■ Stated task: Identify all lines of the data containing the string "Long" and copy them.

■ Extracted information:
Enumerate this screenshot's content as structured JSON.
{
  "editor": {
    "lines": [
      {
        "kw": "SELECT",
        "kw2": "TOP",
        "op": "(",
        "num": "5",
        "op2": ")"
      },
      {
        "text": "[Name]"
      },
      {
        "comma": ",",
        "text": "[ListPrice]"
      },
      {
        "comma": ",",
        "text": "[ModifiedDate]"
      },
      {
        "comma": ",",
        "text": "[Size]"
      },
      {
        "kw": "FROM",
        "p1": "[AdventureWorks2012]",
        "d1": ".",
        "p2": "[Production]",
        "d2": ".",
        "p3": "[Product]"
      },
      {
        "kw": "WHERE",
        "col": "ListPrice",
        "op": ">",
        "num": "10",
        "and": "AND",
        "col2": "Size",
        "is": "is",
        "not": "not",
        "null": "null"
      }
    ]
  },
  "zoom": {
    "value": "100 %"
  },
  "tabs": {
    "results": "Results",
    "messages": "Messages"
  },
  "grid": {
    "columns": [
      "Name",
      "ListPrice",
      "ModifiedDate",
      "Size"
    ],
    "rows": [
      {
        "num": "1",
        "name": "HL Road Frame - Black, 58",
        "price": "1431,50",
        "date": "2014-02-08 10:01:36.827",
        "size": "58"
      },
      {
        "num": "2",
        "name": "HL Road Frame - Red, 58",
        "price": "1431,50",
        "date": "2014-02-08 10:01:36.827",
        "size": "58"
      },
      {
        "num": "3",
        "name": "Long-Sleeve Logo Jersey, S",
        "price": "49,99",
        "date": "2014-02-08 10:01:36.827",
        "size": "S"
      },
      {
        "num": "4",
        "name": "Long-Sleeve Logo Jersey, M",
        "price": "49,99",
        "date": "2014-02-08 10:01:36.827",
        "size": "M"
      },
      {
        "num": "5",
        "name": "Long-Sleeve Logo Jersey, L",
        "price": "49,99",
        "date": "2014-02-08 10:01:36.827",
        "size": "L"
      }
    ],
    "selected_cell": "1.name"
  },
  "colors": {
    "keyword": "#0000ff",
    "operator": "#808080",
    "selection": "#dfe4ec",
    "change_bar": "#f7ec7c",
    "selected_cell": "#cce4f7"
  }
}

■ Exercise response:
        "name": "Long-Sleeve Logo Jersey, S",
        "name": "Long-Sleeve Logo Jersey, M",
        "name": "Long-Sleeve Logo Jersey, L",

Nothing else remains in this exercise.